(Extracted records)
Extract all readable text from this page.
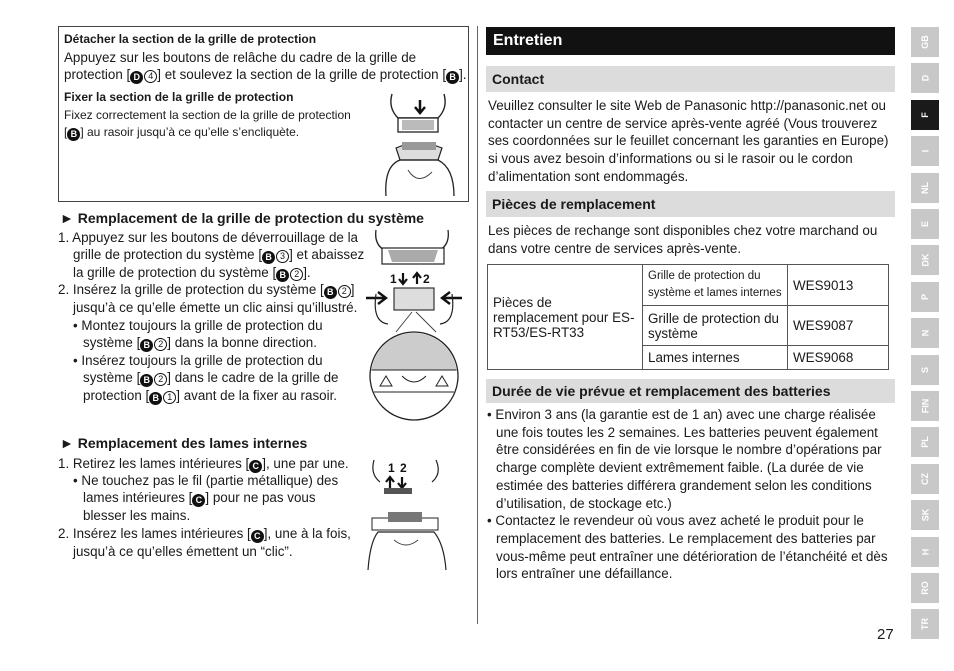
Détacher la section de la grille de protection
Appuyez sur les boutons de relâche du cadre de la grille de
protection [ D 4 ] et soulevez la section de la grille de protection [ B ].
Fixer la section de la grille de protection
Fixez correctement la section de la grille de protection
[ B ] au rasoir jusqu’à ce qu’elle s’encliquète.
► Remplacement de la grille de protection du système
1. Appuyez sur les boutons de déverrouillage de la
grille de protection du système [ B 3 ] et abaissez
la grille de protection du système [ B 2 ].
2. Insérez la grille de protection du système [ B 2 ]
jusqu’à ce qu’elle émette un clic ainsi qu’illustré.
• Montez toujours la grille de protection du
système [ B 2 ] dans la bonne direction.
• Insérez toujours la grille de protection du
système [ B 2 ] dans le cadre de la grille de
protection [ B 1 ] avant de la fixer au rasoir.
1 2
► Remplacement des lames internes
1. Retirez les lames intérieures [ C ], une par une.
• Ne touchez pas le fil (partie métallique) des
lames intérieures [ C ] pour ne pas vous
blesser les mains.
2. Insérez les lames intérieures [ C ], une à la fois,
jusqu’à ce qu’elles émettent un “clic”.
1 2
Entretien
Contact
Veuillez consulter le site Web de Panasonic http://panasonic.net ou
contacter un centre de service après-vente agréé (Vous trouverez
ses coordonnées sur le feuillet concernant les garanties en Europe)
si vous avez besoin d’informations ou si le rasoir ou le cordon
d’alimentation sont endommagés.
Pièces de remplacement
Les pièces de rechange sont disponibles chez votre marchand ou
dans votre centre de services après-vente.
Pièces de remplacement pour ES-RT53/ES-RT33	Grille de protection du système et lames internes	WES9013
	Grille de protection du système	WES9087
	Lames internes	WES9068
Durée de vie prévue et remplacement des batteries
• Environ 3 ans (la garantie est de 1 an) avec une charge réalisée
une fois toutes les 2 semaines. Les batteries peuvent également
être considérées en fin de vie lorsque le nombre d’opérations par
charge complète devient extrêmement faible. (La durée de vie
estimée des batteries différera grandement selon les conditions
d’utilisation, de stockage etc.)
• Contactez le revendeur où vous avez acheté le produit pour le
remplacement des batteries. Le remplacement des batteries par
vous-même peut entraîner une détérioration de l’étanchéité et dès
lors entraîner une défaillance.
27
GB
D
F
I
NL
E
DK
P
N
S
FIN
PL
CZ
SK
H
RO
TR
...
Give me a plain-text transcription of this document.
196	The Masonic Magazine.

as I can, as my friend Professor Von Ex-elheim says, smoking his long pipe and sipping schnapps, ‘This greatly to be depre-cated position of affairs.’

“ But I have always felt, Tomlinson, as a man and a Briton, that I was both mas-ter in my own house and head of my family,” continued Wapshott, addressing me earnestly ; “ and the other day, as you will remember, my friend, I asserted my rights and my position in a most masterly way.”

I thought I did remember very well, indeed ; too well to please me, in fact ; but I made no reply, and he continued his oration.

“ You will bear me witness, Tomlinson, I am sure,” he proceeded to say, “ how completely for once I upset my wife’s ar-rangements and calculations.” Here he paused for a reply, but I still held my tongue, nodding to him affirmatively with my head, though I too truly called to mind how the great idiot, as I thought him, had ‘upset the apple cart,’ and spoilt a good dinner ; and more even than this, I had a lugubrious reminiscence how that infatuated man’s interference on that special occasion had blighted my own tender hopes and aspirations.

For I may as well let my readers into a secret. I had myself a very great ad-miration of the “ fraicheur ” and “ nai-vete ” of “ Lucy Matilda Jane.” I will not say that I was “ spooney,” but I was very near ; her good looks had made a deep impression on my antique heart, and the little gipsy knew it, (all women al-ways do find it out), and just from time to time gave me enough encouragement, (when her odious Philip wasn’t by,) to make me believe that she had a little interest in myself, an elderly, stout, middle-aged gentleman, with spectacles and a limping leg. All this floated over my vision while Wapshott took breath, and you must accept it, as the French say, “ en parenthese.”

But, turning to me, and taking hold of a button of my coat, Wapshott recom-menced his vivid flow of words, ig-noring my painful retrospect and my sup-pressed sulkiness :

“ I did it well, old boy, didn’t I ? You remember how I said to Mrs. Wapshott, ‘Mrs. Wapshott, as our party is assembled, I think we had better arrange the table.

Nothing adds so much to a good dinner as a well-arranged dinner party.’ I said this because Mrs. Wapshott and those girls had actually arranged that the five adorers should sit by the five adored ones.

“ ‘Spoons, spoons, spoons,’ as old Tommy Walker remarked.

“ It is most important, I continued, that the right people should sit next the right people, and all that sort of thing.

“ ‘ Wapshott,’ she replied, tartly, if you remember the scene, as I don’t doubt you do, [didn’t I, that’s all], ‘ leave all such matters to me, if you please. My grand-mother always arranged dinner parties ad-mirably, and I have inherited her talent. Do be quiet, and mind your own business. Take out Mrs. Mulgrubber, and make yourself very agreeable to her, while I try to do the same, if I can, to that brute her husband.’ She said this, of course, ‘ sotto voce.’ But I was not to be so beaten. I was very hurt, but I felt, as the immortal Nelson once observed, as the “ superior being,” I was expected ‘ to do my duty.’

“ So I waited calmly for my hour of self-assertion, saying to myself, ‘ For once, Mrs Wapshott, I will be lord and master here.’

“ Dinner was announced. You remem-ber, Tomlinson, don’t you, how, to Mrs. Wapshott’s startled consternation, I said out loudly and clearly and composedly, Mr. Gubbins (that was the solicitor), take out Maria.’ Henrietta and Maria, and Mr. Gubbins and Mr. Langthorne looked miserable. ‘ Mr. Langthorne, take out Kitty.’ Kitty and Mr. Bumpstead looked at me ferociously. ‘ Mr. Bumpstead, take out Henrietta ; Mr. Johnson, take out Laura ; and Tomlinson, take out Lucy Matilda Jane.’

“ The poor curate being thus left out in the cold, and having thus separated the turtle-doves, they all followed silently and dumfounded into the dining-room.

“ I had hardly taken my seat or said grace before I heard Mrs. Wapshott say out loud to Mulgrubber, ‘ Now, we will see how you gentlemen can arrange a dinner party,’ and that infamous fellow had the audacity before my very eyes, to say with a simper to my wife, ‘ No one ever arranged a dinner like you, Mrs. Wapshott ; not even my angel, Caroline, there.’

→ Written exercise: Only a number is wanted: how many lines of the material include the word "batteries".

→ Finished exercise: 4